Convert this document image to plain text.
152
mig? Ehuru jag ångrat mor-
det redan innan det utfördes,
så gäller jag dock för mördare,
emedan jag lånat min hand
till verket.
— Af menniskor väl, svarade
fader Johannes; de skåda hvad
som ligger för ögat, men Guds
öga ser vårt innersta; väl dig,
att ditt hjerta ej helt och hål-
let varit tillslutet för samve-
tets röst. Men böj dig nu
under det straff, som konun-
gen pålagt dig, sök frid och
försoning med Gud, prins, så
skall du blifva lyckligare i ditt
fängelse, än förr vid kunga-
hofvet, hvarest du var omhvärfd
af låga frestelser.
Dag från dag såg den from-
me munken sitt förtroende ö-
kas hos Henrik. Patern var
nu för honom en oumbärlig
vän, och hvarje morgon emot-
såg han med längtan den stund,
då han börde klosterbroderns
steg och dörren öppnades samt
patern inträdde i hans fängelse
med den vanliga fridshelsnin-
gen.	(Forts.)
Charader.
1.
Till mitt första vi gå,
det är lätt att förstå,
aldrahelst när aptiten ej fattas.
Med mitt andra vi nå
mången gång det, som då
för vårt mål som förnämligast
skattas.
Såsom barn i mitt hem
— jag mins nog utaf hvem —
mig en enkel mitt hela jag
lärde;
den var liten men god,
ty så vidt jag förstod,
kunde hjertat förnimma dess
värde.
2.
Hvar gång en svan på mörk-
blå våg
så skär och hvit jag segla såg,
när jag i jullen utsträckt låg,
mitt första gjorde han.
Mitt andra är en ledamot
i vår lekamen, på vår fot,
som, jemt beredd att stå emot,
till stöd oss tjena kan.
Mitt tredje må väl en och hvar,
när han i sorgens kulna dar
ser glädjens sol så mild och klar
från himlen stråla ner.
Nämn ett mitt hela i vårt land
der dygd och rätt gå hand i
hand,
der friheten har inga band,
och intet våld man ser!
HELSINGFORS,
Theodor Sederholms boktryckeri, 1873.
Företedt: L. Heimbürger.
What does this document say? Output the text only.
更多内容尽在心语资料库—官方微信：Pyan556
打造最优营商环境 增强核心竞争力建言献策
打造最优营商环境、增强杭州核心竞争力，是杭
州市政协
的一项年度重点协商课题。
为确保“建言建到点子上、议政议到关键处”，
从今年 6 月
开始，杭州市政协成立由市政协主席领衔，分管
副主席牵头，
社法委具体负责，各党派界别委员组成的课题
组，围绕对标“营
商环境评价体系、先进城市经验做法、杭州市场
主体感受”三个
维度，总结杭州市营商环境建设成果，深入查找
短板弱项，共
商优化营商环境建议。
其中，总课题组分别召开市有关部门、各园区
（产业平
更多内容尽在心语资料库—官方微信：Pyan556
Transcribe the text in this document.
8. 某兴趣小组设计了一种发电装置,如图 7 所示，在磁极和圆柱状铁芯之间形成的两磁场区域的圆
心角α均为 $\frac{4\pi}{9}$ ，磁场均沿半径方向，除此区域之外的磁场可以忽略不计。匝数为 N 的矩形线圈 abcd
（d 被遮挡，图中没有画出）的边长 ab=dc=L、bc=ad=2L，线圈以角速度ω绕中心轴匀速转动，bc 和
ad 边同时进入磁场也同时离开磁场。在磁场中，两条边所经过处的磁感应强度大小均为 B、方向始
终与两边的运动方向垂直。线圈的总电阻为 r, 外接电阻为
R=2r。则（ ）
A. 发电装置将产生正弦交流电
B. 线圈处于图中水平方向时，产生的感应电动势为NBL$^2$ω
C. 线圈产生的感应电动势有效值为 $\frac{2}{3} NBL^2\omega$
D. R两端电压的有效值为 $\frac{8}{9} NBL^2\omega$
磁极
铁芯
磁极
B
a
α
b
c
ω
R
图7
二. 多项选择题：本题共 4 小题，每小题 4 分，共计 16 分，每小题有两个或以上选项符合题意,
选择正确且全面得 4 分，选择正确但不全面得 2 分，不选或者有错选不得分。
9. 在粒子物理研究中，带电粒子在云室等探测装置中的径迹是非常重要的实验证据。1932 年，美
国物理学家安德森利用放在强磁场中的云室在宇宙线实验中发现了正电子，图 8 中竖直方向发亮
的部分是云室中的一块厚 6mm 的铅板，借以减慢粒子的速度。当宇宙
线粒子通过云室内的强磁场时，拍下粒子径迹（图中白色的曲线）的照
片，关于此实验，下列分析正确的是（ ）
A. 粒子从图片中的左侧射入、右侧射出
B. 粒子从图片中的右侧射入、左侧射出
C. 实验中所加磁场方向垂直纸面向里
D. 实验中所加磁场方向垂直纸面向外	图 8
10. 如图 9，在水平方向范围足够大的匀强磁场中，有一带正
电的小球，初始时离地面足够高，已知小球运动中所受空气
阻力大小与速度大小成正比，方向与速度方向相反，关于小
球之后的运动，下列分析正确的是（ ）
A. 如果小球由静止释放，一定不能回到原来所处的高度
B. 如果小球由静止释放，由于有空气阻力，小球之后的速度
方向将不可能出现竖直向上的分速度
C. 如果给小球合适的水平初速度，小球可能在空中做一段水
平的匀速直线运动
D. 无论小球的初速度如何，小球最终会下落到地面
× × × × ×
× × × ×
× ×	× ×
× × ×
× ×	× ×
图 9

____________

▶ [Direction]
What is the number of lines in the listing that contain the string "如果小球由静止释放"? Reply with that number alone.

▶ [Full solution]
2